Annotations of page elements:
....

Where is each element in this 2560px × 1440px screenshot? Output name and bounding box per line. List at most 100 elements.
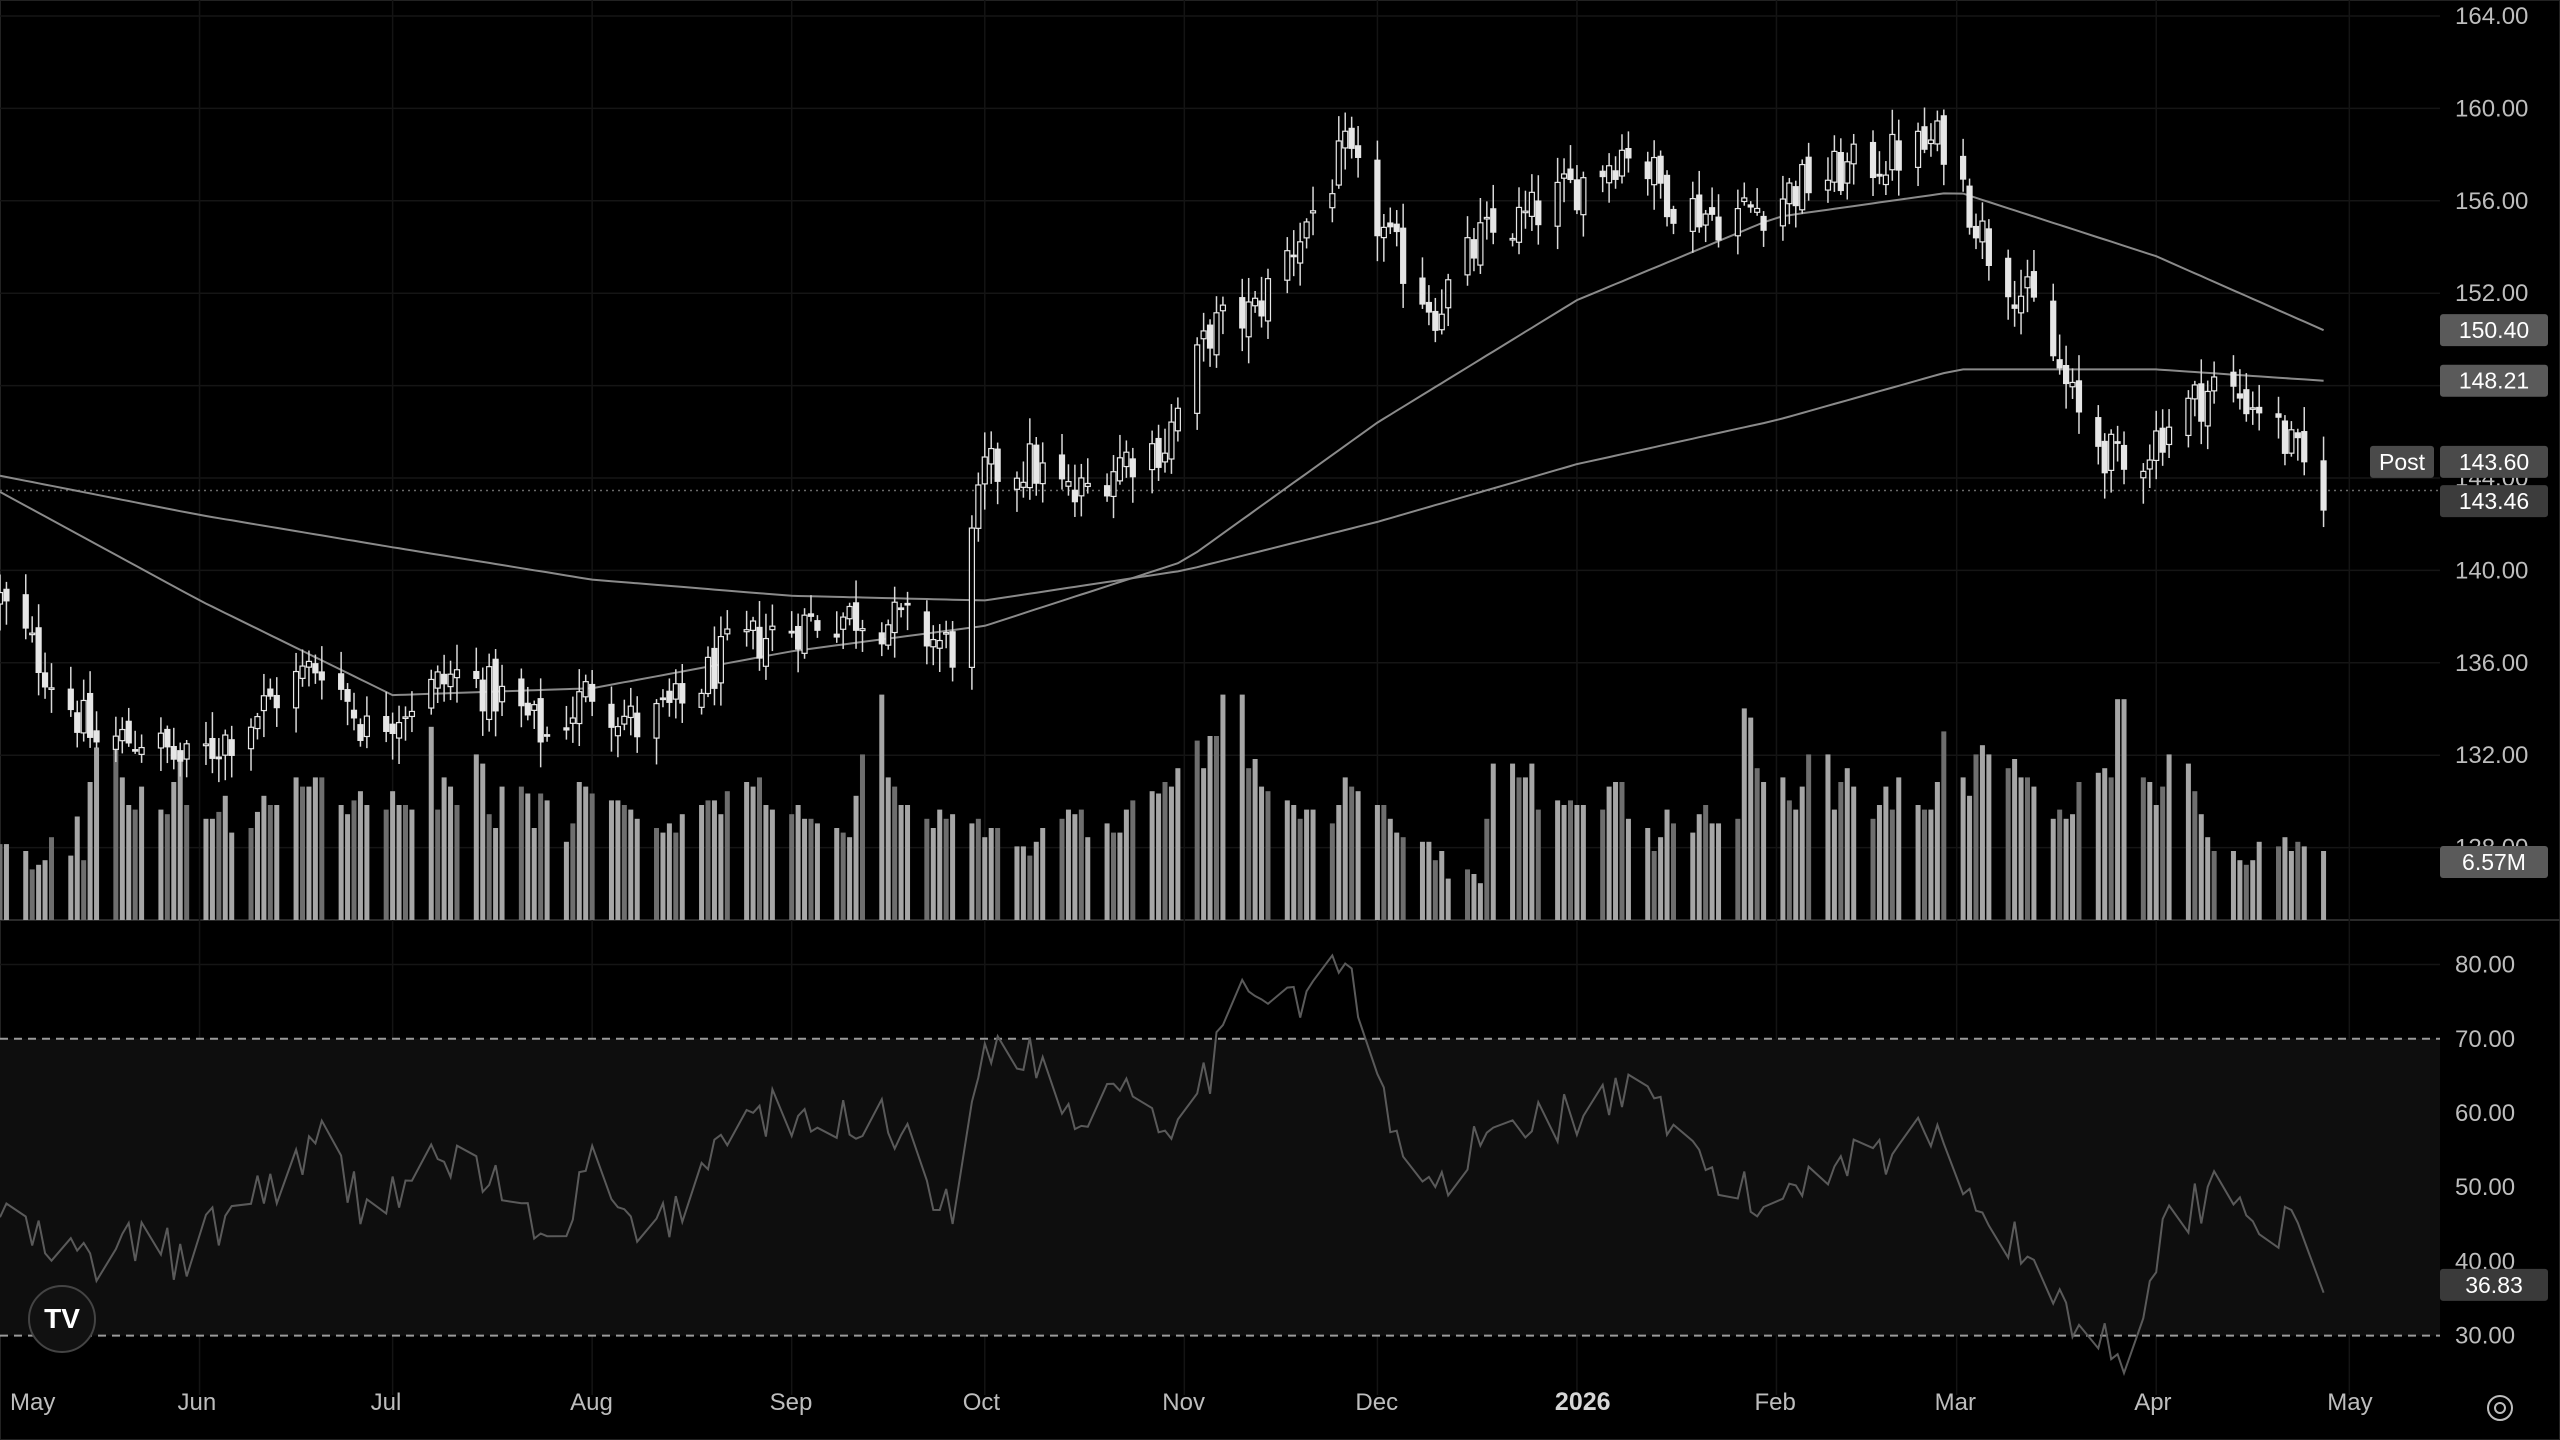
candle-body <box>2011 304 2018 309</box>
volume-bar <box>1445 878 1451 920</box>
candle-body <box>2159 427 2166 453</box>
volume-bar <box>1709 823 1715 920</box>
candle-body <box>1960 155 1967 180</box>
volume-bar <box>840 832 846 920</box>
gear-icon[interactable] <box>2482 1390 2518 1426</box>
volume-bar <box>1522 777 1528 920</box>
candle-body <box>1889 133 1896 171</box>
time-tick-label: 2026 <box>1555 1388 1611 1416</box>
candle-body <box>1419 277 1426 305</box>
volume-bar <box>36 864 42 920</box>
volume-bar <box>42 860 48 920</box>
volume-bar <box>1696 814 1702 920</box>
volume-bar <box>87 782 93 920</box>
candlestick-series[interactable] <box>0 107 2327 783</box>
ma-50-line <box>0 192 2325 697</box>
volume-bar <box>473 754 479 920</box>
last-price-badge: 143.46 <box>2459 488 2529 514</box>
candle-body <box>1206 324 1214 349</box>
candle-body <box>1567 168 1574 181</box>
volume-bar <box>969 823 975 920</box>
volume-bar <box>2192 791 2198 920</box>
volume-bar <box>608 800 614 920</box>
volume-bar <box>1690 832 1696 920</box>
candle-body <box>608 703 615 728</box>
volume-bar <box>2211 851 2217 920</box>
volume-bar <box>673 832 679 920</box>
candle-body <box>1219 304 1227 312</box>
volume-bar <box>132 809 138 920</box>
volume-bar <box>2205 837 2211 920</box>
volume-bar <box>68 855 74 920</box>
volume-bar <box>1117 832 1123 920</box>
candle-body <box>749 620 757 631</box>
candle-body <box>2249 407 2256 410</box>
rsi-pane <box>0 953 2440 1377</box>
candle-body <box>1966 185 1973 228</box>
volume-bar <box>1922 809 1928 920</box>
volume-bar <box>1580 805 1586 920</box>
candle-body <box>125 720 132 744</box>
volume-bar <box>2115 699 2121 920</box>
volume-bar <box>898 805 904 920</box>
volume-bar <box>879 694 885 920</box>
candle-body <box>891 601 898 634</box>
volume-bar <box>209 818 215 920</box>
candle-body <box>1239 297 1246 329</box>
volume-bar <box>757 777 763 920</box>
volume-bar <box>2063 818 2069 920</box>
volume-bar <box>1381 805 1387 920</box>
volume-bar <box>1471 874 1477 920</box>
candle-body <box>1065 481 1072 487</box>
candle-body <box>634 712 641 738</box>
volume-bar <box>1426 841 1432 920</box>
candle-body <box>2095 417 2102 447</box>
candle-body <box>653 702 660 739</box>
candle-body <box>1110 471 1117 498</box>
price-badges: 150.40 148.21 143.60 143.46 6.57M 36.83 Post <box>2370 314 2548 1301</box>
volume-series <box>0 694 2327 920</box>
volume-bar <box>1793 809 1799 920</box>
volume-bar <box>859 754 865 920</box>
volume-bar <box>1072 814 1078 920</box>
volume-bar <box>2031 786 2037 920</box>
volume-bar <box>1889 809 1895 920</box>
volume-bar <box>1020 846 1026 920</box>
candle-body <box>447 673 454 688</box>
volume-bar <box>2198 814 2204 920</box>
volume-bar <box>2301 846 2307 920</box>
volume-bar <box>402 805 408 920</box>
candle-body <box>852 602 860 631</box>
volume-bar <box>319 777 325 920</box>
volume-bar <box>711 800 717 920</box>
volume-bar <box>1432 860 1438 920</box>
candle-body <box>1387 222 1394 228</box>
volume-bar <box>2288 851 2294 920</box>
volume-bar <box>1645 828 1651 920</box>
volume-bar <box>48 837 54 920</box>
volume-bar <box>1658 837 1664 920</box>
volume-bar <box>1799 786 1805 920</box>
candle-body <box>344 689 351 702</box>
volume-bar <box>1555 800 1561 920</box>
volume-bar <box>184 805 190 920</box>
volume-bar <box>409 809 415 920</box>
candle-body <box>363 715 370 738</box>
candle-body <box>273 694 280 709</box>
candle-body <box>1284 250 1291 281</box>
candle-body <box>202 743 210 747</box>
volume-bar <box>486 814 492 920</box>
price-tick-label: 152.00 <box>2455 280 2528 307</box>
candle-body <box>1393 223 1400 233</box>
candle-body <box>666 690 673 703</box>
candle-body <box>1213 312 1220 356</box>
volume-bar <box>1400 837 1406 920</box>
volume-bar <box>795 805 801 920</box>
tradingview-logo[interactable]: TV <box>28 1285 96 1353</box>
candle-body <box>679 683 686 704</box>
candle-body <box>1509 237 1516 241</box>
candle-body <box>1522 210 1529 214</box>
candle-body <box>2153 430 2160 462</box>
candle-body <box>2185 397 2192 437</box>
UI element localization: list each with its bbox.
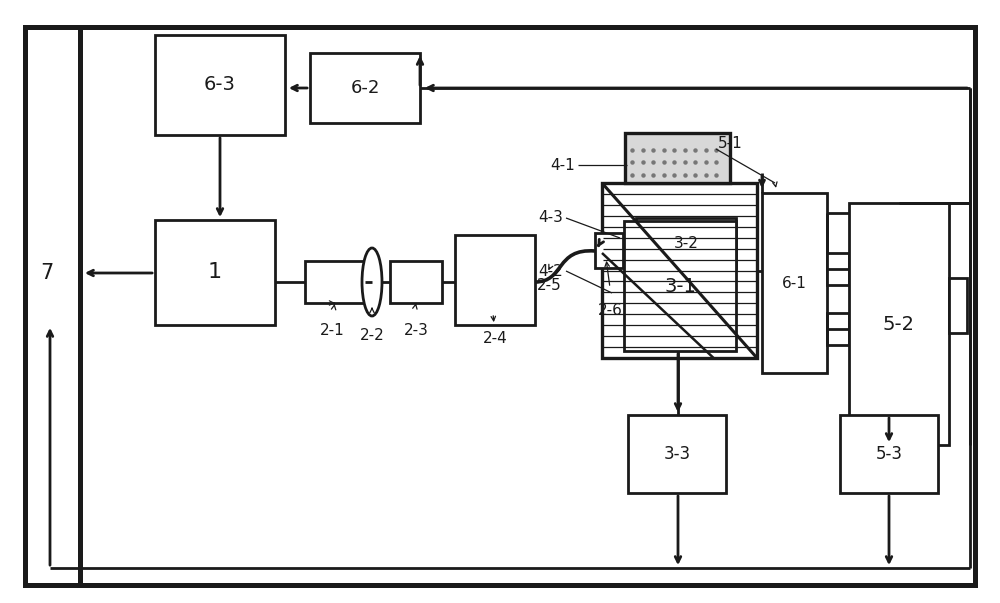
Bar — [840, 415, 938, 493]
Bar — [762, 193, 827, 373]
Text: 5-3: 5-3 — [876, 445, 902, 463]
Bar — [390, 261, 442, 303]
Bar — [849, 203, 949, 445]
Bar — [25, 27, 80, 585]
Text: 2-6: 2-6 — [598, 303, 623, 318]
Text: 5-2: 5-2 — [883, 315, 915, 333]
Text: 3-1: 3-1 — [664, 277, 696, 295]
Text: 4-1: 4-1 — [550, 157, 575, 172]
Bar — [827, 313, 849, 345]
Text: 2-2: 2-2 — [360, 328, 384, 343]
Bar — [624, 221, 736, 351]
Text: 6-3: 6-3 — [204, 75, 236, 95]
Bar — [310, 53, 420, 123]
Text: 2-5: 2-5 — [537, 278, 562, 293]
Bar — [155, 35, 285, 135]
Bar — [155, 220, 275, 325]
Text: 1: 1 — [208, 262, 222, 282]
Bar — [949, 278, 967, 333]
Bar — [636, 218, 736, 268]
Text: 2-3: 2-3 — [404, 323, 428, 338]
Text: 2-4: 2-4 — [483, 331, 507, 346]
Text: 4-3: 4-3 — [538, 210, 563, 226]
Bar — [628, 415, 726, 493]
Bar — [455, 235, 535, 325]
Bar — [305, 261, 365, 303]
Text: 6-2: 6-2 — [350, 79, 380, 97]
Text: 4-2: 4-2 — [538, 264, 563, 279]
Text: 5-1: 5-1 — [718, 136, 743, 151]
Text: 6-1: 6-1 — [782, 276, 807, 291]
Bar — [595, 233, 623, 268]
Text: 2-1: 2-1 — [320, 323, 344, 338]
Ellipse shape — [362, 248, 382, 316]
Bar — [827, 253, 849, 285]
Text: 7: 7 — [40, 263, 54, 283]
Text: 3-3: 3-3 — [663, 445, 691, 463]
Text: 3-2: 3-2 — [674, 236, 698, 250]
Bar — [625, 133, 730, 183]
Bar — [602, 183, 757, 358]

....

From the records above, select every line that contains the string "label", treating uppercase and lowercase as distinct, and copy those lines.

### Answer to the task
time-tick-label: 2026 <box>1555 1388 1611 1416</box>
price-tick-label: 152.00 <box>2455 280 2528 307</box>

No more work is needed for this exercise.